> RECORDS SUPPLIED

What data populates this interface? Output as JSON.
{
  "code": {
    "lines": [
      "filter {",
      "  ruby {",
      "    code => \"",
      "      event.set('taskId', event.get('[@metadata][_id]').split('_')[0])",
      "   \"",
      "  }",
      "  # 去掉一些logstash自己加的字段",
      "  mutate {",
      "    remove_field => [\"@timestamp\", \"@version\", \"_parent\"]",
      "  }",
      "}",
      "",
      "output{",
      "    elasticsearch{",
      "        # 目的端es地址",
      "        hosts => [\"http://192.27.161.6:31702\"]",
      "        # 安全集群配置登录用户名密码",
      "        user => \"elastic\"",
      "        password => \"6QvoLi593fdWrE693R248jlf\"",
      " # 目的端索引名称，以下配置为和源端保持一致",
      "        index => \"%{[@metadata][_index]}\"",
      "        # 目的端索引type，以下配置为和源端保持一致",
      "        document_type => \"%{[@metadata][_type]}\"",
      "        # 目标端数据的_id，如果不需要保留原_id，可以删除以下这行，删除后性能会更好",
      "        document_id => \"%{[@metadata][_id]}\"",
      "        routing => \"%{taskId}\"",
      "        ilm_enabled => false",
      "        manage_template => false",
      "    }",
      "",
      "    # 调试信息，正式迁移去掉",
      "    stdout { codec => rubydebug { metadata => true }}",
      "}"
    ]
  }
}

> SHORT TASK
Scan the records above for the string "taskId", then report every line that contains it.

> WRITTEN ANSWER
      "      event.set('taskId', event.get('[@metadata][_id]').split('_')[0])",
      "        routing => \"%{taskId}\"",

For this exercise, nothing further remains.